# TASK REQUIREMENTS
Present every line in which the string "Deaths" appears.

# INPUT DATA
|---|

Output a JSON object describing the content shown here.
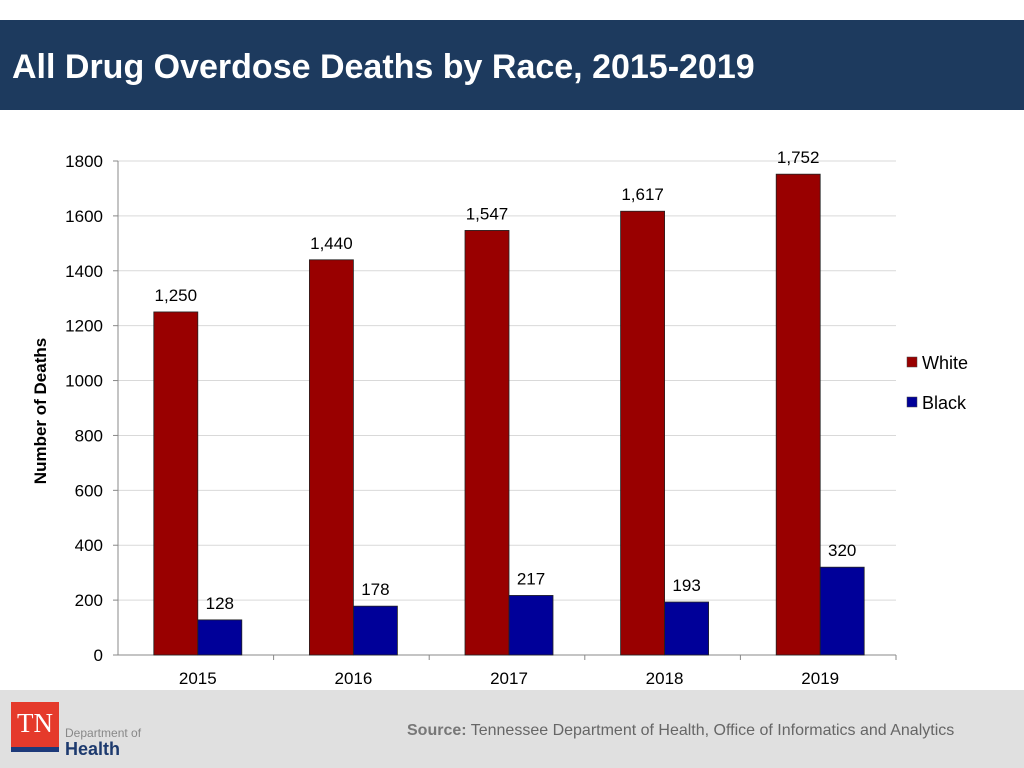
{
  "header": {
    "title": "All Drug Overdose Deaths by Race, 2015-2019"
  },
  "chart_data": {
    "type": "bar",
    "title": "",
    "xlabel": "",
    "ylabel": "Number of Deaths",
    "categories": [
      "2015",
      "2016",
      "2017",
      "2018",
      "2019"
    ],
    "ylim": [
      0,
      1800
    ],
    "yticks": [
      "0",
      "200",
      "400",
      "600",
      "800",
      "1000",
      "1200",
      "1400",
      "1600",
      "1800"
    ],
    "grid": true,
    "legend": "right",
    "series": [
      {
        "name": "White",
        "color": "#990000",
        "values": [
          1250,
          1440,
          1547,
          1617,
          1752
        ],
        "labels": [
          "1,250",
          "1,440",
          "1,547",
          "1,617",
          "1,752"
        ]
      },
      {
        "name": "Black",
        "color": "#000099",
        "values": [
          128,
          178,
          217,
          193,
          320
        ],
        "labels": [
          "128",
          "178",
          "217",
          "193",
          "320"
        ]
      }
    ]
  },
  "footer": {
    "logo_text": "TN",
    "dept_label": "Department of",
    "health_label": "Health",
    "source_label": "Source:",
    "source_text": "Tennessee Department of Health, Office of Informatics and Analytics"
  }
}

|---|

# FINAL RESULT
    "title": "All Drug Overdose Deaths by Race, 2015-2019"
    "ylabel": "Number of Deaths",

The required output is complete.